### Work required:
Starting at the line that contains "OCR this image.", copy each line through the end of the listing below. Include both ends and output nothing more.

Data entries

# # # # #

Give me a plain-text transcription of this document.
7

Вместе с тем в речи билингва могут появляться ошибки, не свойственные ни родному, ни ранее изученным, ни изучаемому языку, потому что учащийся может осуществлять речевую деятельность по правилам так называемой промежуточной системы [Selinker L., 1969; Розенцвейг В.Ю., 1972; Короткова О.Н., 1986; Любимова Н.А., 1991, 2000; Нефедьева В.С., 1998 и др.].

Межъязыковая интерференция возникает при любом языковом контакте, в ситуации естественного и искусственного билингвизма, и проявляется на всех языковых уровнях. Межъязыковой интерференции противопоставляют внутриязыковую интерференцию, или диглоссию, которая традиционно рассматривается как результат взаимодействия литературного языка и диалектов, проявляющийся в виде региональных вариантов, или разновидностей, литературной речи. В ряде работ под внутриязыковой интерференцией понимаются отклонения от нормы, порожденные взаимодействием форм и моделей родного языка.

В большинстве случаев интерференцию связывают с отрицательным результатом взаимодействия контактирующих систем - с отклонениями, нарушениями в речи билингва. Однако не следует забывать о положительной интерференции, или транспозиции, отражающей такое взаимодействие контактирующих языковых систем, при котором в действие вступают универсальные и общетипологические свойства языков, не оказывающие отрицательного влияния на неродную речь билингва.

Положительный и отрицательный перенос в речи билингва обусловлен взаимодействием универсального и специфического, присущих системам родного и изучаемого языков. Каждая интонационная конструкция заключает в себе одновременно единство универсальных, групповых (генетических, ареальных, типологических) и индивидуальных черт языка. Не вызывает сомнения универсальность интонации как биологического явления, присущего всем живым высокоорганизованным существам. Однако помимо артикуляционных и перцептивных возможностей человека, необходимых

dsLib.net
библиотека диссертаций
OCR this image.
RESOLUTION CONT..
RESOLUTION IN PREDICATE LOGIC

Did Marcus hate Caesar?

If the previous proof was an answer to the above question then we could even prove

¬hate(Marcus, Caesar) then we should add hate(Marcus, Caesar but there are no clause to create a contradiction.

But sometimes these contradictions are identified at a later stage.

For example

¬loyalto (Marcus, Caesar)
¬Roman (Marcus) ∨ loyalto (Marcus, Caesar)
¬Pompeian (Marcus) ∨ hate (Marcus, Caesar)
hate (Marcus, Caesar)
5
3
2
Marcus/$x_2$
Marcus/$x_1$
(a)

# # # # #

### Exercise result:
OCR this image.
RESOLUTION CONT..
RESOLUTION IN PREDICATE LOGIC

Did Marcus hate Caesar?

If the previous proof was an answer to the above question then we could even prove

¬hate(Marcus, Caesar) then we should add hate(Marcus, Caesar but there are no clause to create a contradiction.

But sometimes these contradictions are identified at a later stage.

For example

¬loyalto (Marcus, Caesar)
¬Roman (Marcus) ∨ loyalto (Marcus, Caesar)
¬Pompeian (Marcus) ∨ hate (Marcus, Caesar)
hate (Marcus, Caesar)
5
3
2
Marcus/$x_2$
Marcus/$x_1$
(a)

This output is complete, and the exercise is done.